■ INSTRUCTION ■
Take the material below and write it all out again exactly.

■ RECORD SET ■
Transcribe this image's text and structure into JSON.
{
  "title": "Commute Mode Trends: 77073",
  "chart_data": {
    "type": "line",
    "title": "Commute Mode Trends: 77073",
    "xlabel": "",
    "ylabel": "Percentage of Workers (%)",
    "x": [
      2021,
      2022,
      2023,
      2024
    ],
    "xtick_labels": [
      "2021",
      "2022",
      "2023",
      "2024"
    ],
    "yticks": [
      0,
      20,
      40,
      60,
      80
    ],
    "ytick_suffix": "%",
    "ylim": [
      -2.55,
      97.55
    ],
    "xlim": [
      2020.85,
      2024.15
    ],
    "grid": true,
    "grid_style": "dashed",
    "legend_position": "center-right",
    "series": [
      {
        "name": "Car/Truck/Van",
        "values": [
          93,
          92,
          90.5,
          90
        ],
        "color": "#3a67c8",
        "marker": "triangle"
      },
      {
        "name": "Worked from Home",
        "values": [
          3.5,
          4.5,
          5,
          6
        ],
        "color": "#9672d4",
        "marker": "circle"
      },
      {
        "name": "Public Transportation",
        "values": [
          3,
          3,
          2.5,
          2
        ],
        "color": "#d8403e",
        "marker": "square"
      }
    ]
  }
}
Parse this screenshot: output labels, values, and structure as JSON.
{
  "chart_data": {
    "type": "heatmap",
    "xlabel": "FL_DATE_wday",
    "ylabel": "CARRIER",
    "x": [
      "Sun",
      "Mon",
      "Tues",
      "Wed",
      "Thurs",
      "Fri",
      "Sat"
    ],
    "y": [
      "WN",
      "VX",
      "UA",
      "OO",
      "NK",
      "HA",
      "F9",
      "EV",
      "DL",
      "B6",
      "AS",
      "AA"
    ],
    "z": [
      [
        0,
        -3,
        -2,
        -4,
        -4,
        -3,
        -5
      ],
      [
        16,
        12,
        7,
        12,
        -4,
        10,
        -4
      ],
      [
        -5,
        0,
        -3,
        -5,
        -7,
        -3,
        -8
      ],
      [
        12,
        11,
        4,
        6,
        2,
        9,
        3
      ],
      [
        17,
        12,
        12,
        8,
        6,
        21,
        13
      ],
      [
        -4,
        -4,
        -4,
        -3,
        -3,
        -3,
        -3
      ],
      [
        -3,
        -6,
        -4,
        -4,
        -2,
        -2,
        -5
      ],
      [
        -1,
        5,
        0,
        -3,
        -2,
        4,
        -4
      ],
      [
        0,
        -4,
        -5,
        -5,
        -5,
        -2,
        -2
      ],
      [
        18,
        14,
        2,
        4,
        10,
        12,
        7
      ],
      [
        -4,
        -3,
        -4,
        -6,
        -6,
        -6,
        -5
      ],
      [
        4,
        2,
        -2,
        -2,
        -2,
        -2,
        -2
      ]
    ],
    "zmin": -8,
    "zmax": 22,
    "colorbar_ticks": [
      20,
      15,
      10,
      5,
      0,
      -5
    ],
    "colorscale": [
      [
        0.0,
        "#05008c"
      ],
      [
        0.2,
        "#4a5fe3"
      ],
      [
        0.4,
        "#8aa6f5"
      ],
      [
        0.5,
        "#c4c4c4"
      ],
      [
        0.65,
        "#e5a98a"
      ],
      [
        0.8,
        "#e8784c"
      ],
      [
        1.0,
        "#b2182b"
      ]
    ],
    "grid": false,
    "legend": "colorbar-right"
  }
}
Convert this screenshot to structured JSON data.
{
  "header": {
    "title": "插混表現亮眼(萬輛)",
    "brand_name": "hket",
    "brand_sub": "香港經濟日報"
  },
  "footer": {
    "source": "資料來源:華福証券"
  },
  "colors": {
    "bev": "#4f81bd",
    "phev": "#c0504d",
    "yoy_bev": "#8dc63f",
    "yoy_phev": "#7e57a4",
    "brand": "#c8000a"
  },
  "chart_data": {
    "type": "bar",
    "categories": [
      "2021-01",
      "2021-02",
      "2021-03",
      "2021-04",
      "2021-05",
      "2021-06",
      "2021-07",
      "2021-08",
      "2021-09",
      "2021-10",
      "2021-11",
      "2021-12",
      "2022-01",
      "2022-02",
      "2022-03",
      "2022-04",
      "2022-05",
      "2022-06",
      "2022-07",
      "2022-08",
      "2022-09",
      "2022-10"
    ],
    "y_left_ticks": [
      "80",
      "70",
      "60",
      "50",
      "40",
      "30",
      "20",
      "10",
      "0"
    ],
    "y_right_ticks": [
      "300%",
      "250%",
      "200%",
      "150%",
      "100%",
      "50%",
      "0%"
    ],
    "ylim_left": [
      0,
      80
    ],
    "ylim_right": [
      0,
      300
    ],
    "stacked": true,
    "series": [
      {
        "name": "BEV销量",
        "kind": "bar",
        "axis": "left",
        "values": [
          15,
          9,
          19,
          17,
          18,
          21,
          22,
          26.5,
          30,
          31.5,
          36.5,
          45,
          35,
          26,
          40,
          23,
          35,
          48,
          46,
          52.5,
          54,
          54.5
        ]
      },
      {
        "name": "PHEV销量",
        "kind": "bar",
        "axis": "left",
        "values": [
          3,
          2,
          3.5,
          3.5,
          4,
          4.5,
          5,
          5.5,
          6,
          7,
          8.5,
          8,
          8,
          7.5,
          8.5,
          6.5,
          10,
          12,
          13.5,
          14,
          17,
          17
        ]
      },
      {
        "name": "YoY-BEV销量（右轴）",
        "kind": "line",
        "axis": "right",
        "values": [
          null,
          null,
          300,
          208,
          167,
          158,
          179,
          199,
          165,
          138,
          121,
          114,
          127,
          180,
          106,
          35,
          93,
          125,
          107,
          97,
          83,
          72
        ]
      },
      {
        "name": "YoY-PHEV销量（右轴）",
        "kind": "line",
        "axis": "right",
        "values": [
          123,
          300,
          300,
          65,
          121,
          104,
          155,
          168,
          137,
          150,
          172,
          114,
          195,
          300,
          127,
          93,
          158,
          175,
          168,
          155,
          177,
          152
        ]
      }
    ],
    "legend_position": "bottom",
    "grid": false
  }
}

■ COMPLETE RESPONSE ■
Transcribe this image's text and structure into JSON.
{
  "title": "Commute Mode Trends: 77073",
  "chart_data": {
    "type": "line",
    "title": "Commute Mode Trends: 77073",
    "xlabel": "",
    "ylabel": "Percentage of Workers (%)",
    "x": [
      2021,
      2022,
      2023,
      2024
    ],
    "xtick_labels": [
      "2021",
      "2022",
      "2023",
      "2024"
    ],
    "yticks": [
      0,
      20,
      40,
      60,
      80
    ],
    "ytick_suffix": "%",
    "ylim": [
      -2.55,
      97.55
    ],
    "xlim": [
      2020.85,
      2024.15
    ],
    "grid": true,
    "grid_style": "dashed",
    "legend_position": "center-right",
    "series": [
      {
        "name": "Car/Truck/Van",
        "values": [
          93,
          92,
          90.5,
          90
        ],
        "color": "#3a67c8",
        "marker": "triangle"
      },
      {
        "name": "Worked from Home",
        "values": [
          3.5,
          4.5,
          5,
          6
        ],
        "color": "#9672d4",
        "marker": "circle"
      },
      {
        "name": "Public Transportation",
        "values": [
          3,
          3,
          2.5,
          2
        ],
        "color": "#d8403e",
        "marker": "square"
      }
    ]
  }
}
Parse this screenshot: output labels, values, and structure as JSON.
{
  "chart_data": {
    "type": "heatmap",
    "xlabel": "FL_DATE_wday",
    "ylabel": "CARRIER",
    "x": [
      "Sun",
      "Mon",
      "Tues",
      "Wed",
      "Thurs",
      "Fri",
      "Sat"
    ],
    "y": [
      "WN",
      "VX",
      "UA",
      "OO",
      "NK",
      "HA",
      "F9",
      "EV",
      "DL",
      "B6",
      "AS",
      "AA"
    ],
    "z": [
      [
        0,
        -3,
        -2,
        -4,
        -4,
        -3,
        -5
      ],
      [
        16,
        12,
        7,
        12,
        -4,
        10,
        -4
      ],
      [
        -5,
        0,
        -3,
        -5,
        -7,
        -3,
        -8
      ],
      [
        12,
        11,
        4,
        6,
        2,
        9,
        3
      ],
      [
        17,
        12,
        12,
        8,
        6,
        21,
        13
      ],
      [
        -4,
        -4,
        -4,
        -3,
        -3,
        -3,
        -3
      ],
      [
        -3,
        -6,
        -4,
        -4,
        -2,
        -2,
        -5
      ],
      [
        -1,
        5,
        0,
        -3,
        -2,
        4,
        -4
      ],
      [
        0,
        -4,
        -5,
        -5,
        -5,
        -2,
        -2
      ],
      [
        18,
        14,
        2,
        4,
        10,
        12,
        7
      ],
      [
        -4,
        -3,
        -4,
        -6,
        -6,
        -6,
        -5
      ],
      [
        4,
        2,
        -2,
        -2,
        -2,
        -2,
        -2
      ]
    ],
    "zmin": -8,
    "zmax": 22,
    "colorbar_ticks": [
      20,
      15,
      10,
      5,
      0,
      -5
    ],
    "colorscale": [
      [
        0.0,
        "#05008c"
      ],
      [
        0.2,
        "#4a5fe3"
      ],
      [
        0.4,
        "#8aa6f5"
      ],
      [
        0.5,
        "#c4c4c4"
      ],
      [
        0.65,
        "#e5a98a"
      ],
      [
        0.8,
        "#e8784c"
      ],
      [
        1.0,
        "#b2182b"
      ]
    ],
    "grid": false,
    "legend": "colorbar-right"
  }
}
Convert this screenshot to structured JSON data.
{
  "header": {
    "title": "插混表現亮眼(萬輛)",
    "brand_name": "hket",
    "brand_sub": "香港經濟日報"
  },
  "footer": {
    "source": "資料來源:華福証券"
  },
  "colors": {
    "bev": "#4f81bd",
    "phev": "#c0504d",
    "yoy_bev": "#8dc63f",
    "yoy_phev": "#7e57a4",
    "brand": "#c8000a"
  },
  "chart_data": {
    "type": "bar",
    "categories": [
      "2021-01",
      "2021-02",
      "2021-03",
      "2021-04",
      "2021-05",
      "2021-06",
      "2021-07",
      "2021-08",
      "2021-09",
      "2021-10",
      "2021-11",
      "2021-12",
      "2022-01",
      "2022-02",
      "2022-03",
      "2022-04",
      "2022-05",
      "2022-06",
      "2022-07",
      "2022-08",
      "2022-09",
      "2022-10"
    ],
    "y_left_ticks": [
      "80",
      "70",
      "60",
      "50",
      "40",
      "30",
      "20",
      "10",
      "0"
    ],
    "y_right_ticks": [
      "300%",
      "250%",
      "200%",
      "150%",
      "100%",
      "50%",
      "0%"
    ],
    "ylim_left": [
      0,
      80
    ],
    "ylim_right": [
      0,
      300
    ],
    "stacked": true,
    "series": [
      {
        "name": "BEV销量",
        "kind": "bar",
        "axis": "left",
        "values": [
          15,
          9,
          19,
          17,
          18,
          21,
          22,
          26.5,
          30,
          31.5,
          36.5,
          45,
          35,
          26,
          40,
          23,
          35,
          48,
          46,
          52.5,
          54,
          54.5
        ]
      },
      {
        "name": "PHEV销量",
        "kind": "bar",
        "axis": "left",
        "values": [
          3,
          2,
          3.5,
          3.5,
          4,
          4.5,
          5,
          5.5,
          6,
          7,
          8.5,
          8,
          8,
          7.5,
          8.5,
          6.5,
          10,
          12,
          13.5,
          14,
          17,
          17
        ]
      },
      {
        "name": "YoY-BEV销量（右轴）",
        "kind": "line",
        "axis": "right",
        "values": [
          null,
          null,
          300,
          208,
          167,
          158,
          179,
          199,
          165,
          138,
          121,
          114,
          127,
          180,
          106,
          35,
          93,
          125,
          107,
          97,
          83,
          72
        ]
      },
      {
        "name": "YoY-PHEV销量（右轴）",
        "kind": "line",
        "axis": "right",
        "values": [
          123,
          300,
          300,
          65,
          121,
          104,
          155,
          168,
          137,
          150,
          172,
          114,
          195,
          300,
          127,
          93,
          158,
          175,
          168,
          155,
          177,
          152
        ]
      }
    ],
    "legend_position": "bottom",
    "grid": false
  }
}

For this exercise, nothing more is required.